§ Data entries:

------------------------

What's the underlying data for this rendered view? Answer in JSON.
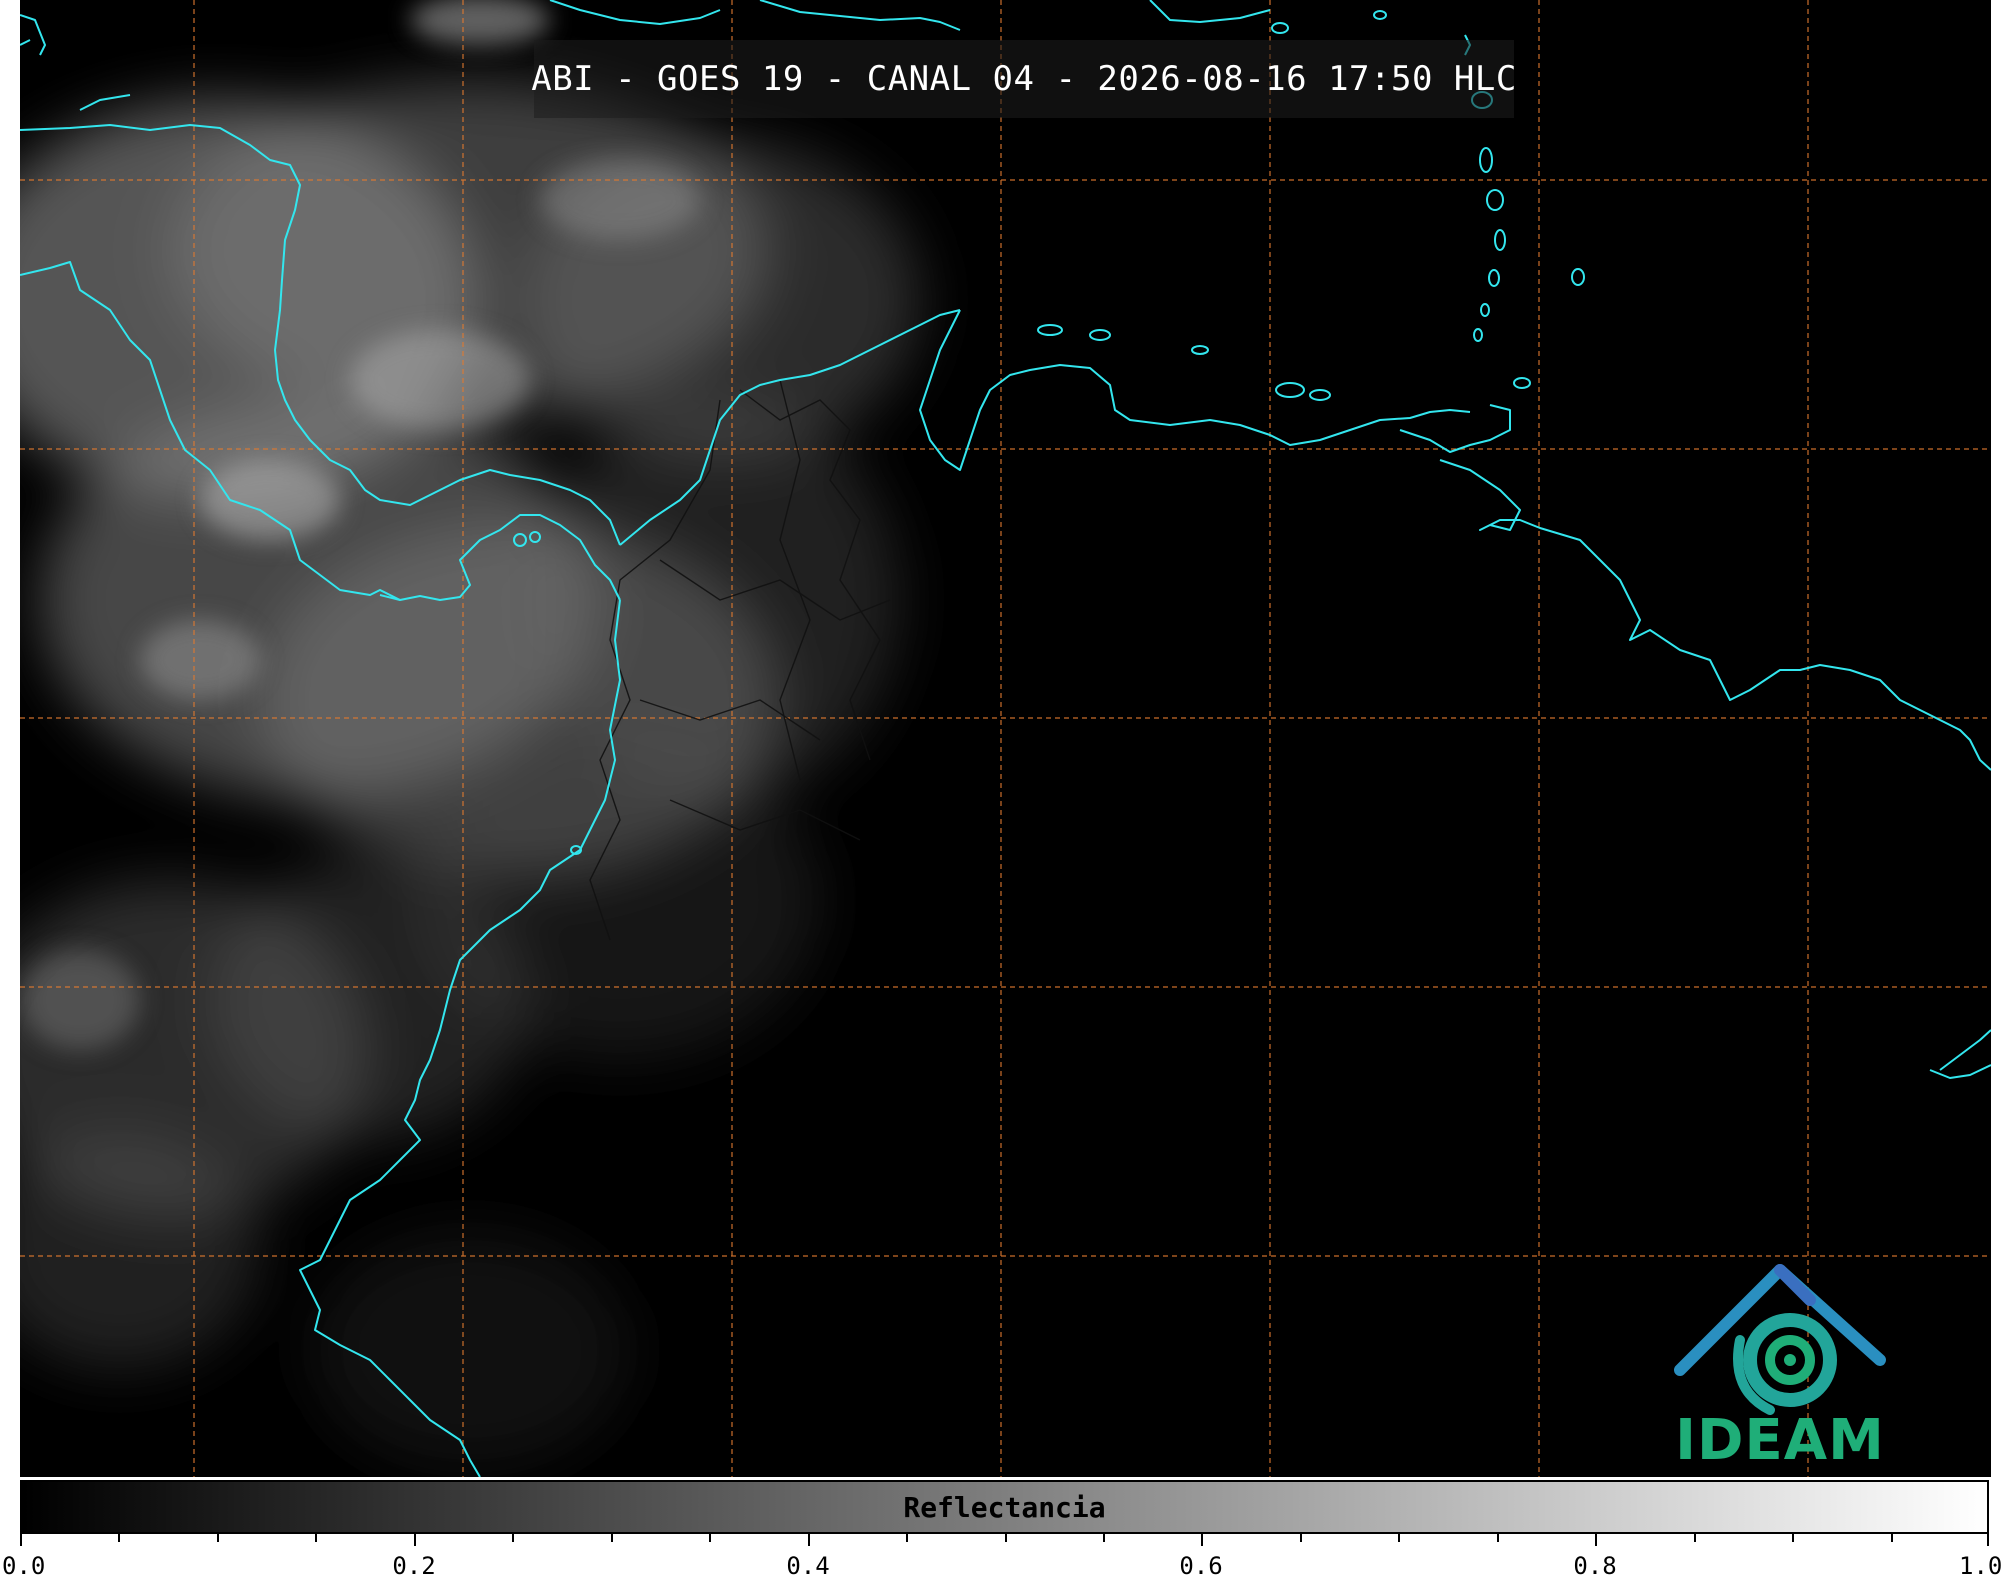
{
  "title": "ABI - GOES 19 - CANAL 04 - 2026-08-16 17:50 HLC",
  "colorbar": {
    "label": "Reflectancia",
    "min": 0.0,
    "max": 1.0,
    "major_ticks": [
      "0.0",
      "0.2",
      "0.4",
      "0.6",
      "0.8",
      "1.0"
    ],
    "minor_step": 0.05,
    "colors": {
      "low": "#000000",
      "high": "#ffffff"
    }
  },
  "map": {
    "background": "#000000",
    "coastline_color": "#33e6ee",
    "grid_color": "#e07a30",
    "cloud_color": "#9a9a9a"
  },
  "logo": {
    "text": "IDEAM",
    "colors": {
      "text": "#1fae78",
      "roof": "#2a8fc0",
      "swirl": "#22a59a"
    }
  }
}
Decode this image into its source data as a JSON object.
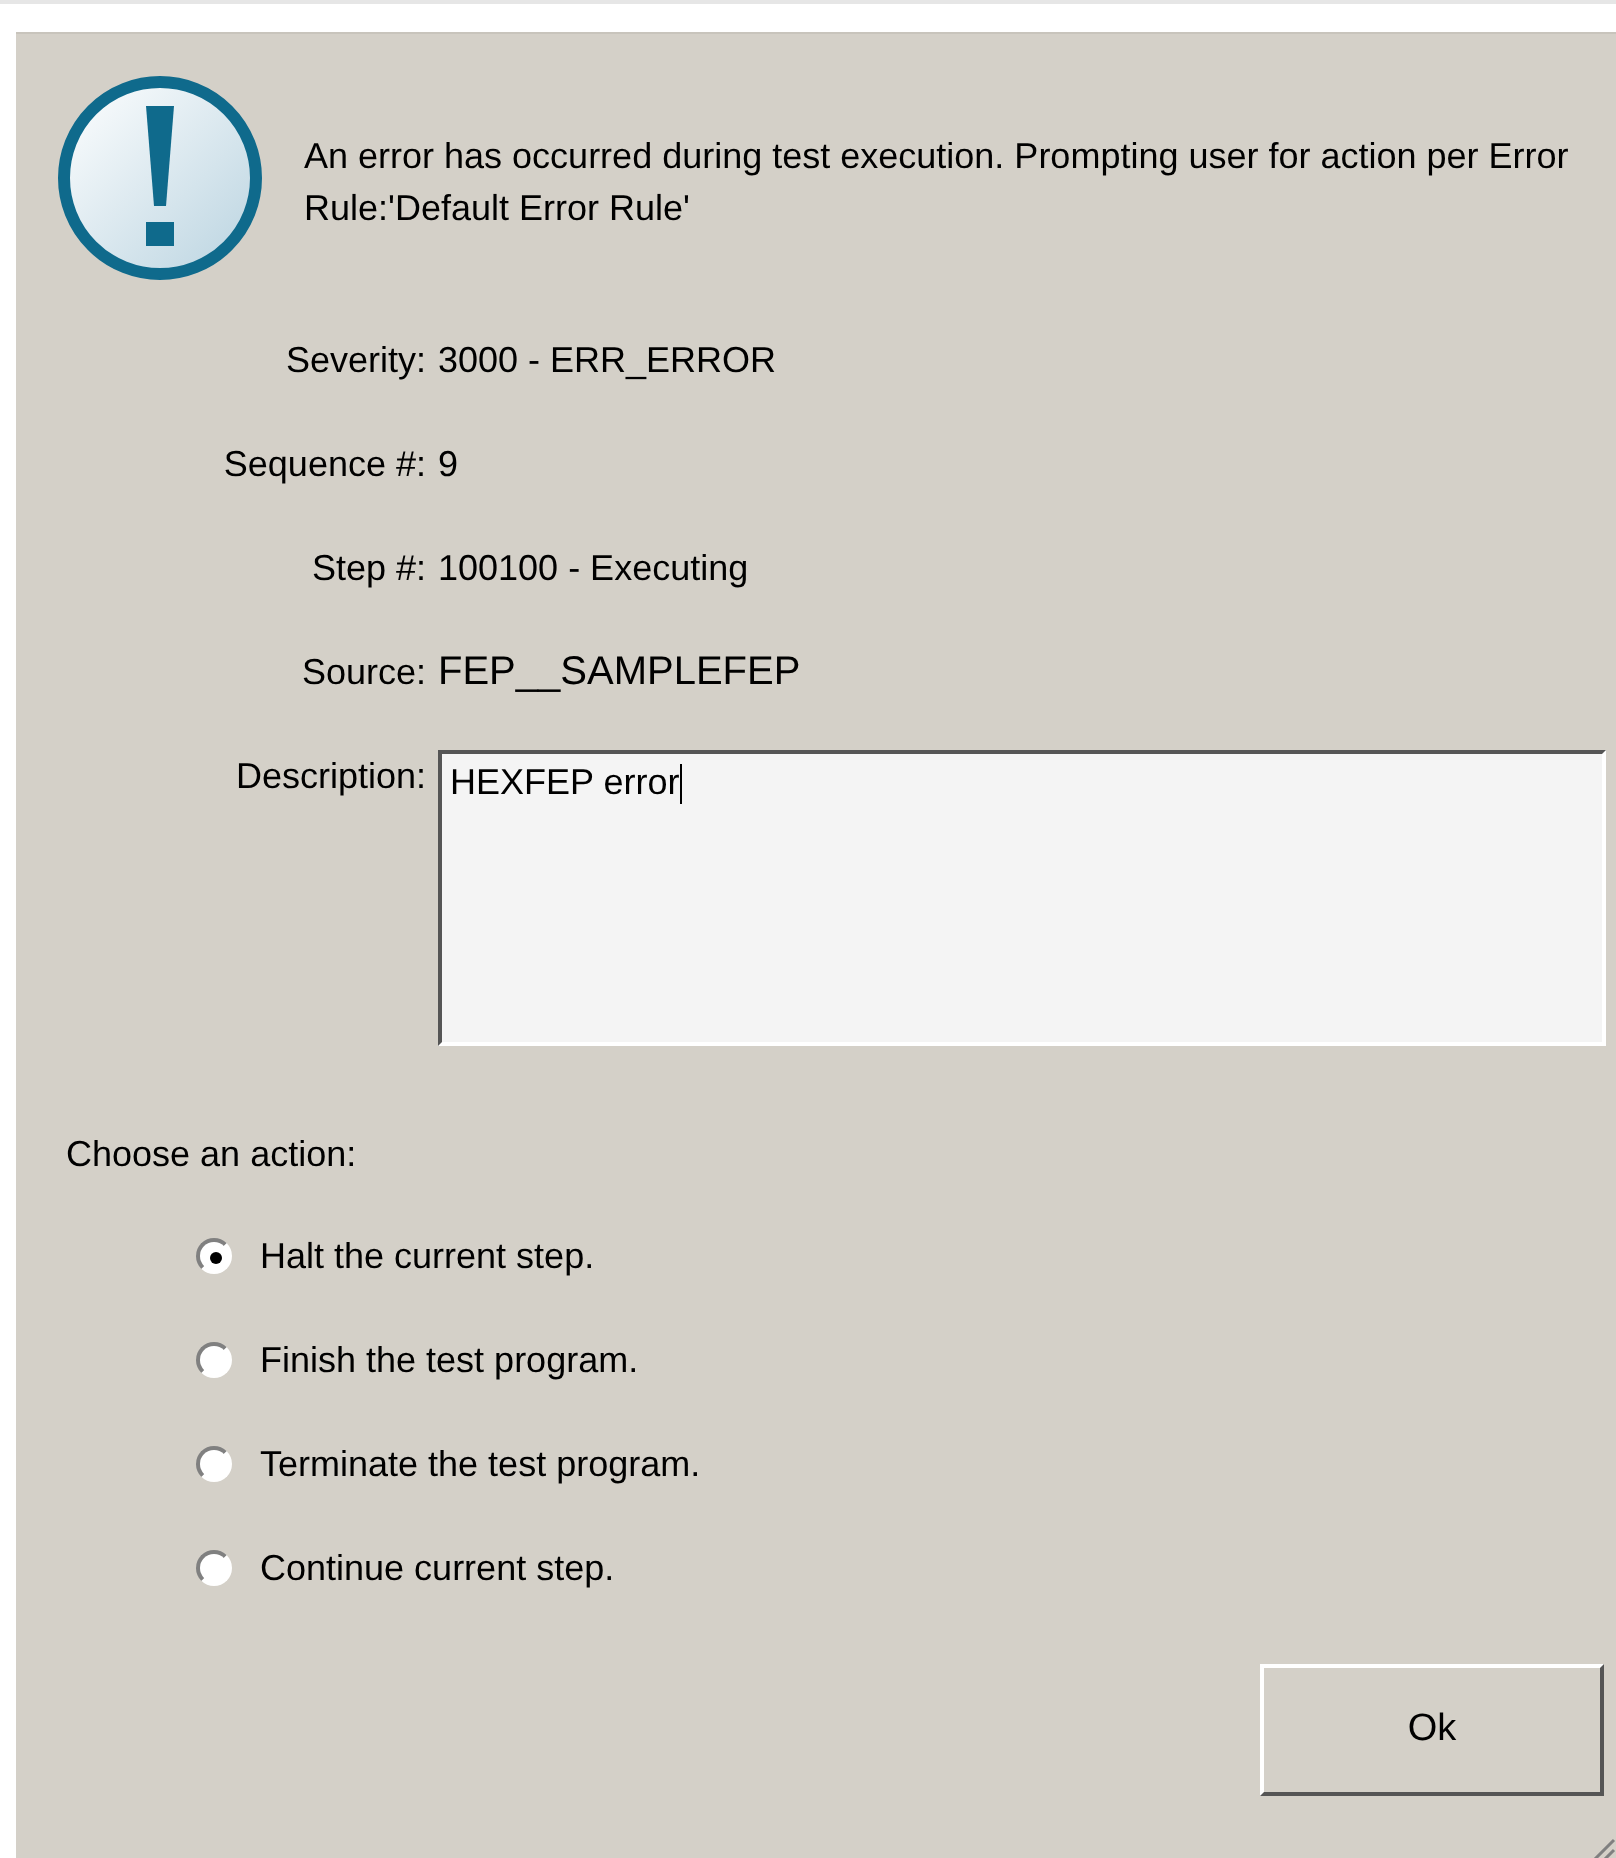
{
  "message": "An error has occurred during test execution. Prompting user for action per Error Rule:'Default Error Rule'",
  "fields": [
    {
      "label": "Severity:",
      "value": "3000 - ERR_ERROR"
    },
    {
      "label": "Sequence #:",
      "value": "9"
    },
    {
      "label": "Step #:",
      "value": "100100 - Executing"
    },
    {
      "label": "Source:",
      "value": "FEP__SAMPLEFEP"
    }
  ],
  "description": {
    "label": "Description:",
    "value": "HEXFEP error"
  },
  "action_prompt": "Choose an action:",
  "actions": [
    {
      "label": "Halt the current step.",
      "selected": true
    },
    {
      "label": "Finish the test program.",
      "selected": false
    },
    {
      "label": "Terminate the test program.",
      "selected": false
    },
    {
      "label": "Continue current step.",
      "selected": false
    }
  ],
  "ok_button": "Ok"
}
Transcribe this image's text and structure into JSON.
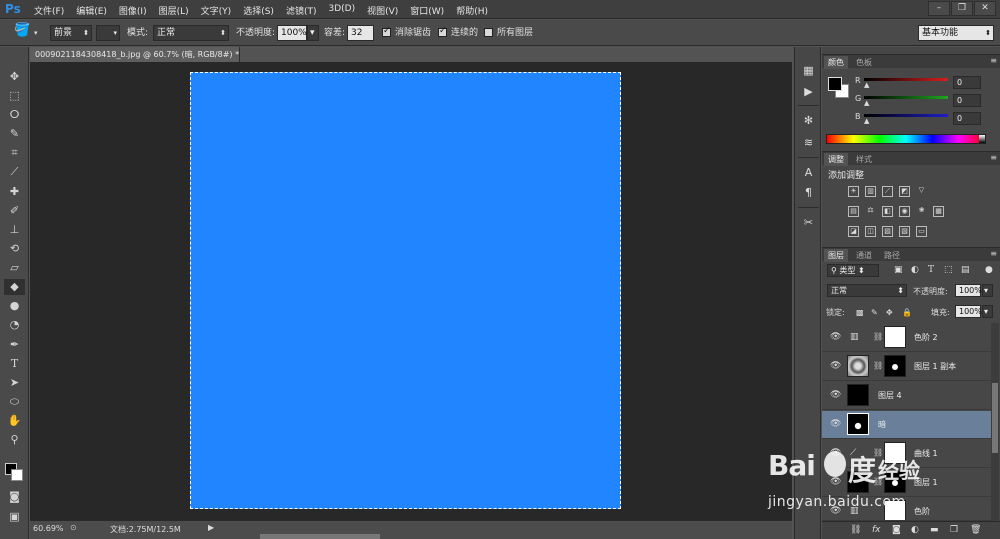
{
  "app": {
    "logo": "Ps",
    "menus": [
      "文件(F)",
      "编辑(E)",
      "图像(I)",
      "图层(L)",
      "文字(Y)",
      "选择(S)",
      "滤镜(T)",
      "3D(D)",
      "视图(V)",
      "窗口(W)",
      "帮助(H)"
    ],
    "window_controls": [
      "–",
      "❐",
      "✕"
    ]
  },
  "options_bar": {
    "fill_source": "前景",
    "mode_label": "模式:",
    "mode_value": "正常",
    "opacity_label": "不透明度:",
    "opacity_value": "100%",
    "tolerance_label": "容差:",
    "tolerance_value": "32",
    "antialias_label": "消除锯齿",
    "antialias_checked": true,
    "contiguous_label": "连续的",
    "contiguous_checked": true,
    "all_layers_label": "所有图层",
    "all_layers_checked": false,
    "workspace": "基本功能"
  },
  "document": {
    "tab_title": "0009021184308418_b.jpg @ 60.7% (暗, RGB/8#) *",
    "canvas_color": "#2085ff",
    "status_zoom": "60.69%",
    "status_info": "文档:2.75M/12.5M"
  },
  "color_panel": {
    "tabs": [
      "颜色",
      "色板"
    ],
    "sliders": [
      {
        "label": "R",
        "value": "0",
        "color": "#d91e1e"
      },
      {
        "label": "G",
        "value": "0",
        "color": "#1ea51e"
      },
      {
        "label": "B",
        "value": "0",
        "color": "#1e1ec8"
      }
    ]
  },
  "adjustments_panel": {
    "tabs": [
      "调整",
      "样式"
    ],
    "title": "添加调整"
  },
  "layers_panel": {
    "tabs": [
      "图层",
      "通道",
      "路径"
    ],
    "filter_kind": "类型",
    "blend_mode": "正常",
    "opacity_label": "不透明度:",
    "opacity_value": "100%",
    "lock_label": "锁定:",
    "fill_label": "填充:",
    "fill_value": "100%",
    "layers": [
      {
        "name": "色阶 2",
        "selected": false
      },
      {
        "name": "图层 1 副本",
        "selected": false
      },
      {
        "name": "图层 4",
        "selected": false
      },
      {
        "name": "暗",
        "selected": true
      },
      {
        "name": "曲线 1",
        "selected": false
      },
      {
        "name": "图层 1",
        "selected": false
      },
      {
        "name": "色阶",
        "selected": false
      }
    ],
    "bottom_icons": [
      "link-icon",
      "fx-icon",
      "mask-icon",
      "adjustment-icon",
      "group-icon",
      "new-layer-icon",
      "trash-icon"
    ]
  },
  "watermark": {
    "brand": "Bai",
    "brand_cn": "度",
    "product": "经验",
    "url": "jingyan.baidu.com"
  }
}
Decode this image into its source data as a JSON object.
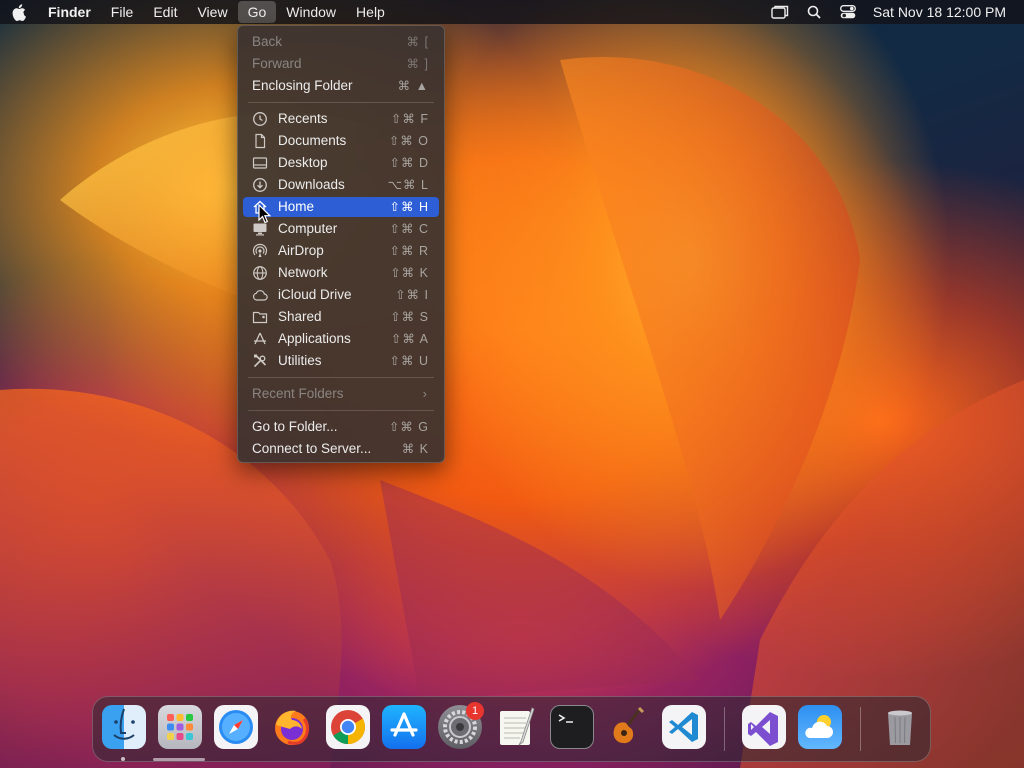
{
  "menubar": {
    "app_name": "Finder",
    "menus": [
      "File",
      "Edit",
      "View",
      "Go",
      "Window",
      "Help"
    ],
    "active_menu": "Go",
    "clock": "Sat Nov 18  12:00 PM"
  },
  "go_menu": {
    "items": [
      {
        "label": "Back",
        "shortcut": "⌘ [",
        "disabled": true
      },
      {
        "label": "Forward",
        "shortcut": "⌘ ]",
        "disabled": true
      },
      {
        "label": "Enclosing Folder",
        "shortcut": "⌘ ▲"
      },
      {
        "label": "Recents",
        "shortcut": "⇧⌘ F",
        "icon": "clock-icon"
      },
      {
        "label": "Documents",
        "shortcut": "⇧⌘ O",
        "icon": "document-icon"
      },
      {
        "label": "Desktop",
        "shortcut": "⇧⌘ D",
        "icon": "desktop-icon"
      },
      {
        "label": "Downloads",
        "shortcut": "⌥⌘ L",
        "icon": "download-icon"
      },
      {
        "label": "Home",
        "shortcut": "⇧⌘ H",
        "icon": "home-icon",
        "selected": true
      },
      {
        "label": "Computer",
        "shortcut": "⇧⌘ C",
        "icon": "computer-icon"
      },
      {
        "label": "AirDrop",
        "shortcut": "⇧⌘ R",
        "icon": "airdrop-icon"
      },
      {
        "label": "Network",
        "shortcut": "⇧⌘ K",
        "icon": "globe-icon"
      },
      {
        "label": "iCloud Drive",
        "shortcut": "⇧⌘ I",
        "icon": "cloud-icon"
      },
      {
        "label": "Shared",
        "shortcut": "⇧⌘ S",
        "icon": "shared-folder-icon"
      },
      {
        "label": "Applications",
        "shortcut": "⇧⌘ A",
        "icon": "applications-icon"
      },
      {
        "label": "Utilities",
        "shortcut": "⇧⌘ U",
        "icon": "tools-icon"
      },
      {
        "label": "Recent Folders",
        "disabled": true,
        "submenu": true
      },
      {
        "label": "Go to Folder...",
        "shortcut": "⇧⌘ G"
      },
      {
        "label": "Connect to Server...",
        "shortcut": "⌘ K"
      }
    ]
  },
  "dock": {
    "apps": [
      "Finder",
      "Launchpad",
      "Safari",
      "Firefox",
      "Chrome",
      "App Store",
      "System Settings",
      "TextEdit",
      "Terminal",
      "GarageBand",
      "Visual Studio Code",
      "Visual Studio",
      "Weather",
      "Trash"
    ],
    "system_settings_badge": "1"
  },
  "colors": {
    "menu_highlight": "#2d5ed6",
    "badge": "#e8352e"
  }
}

------------------------

§ TASK BRIEF: From the records above, how many lines include the word "current"? Only the number is wanted.

§ THE REPLY: 2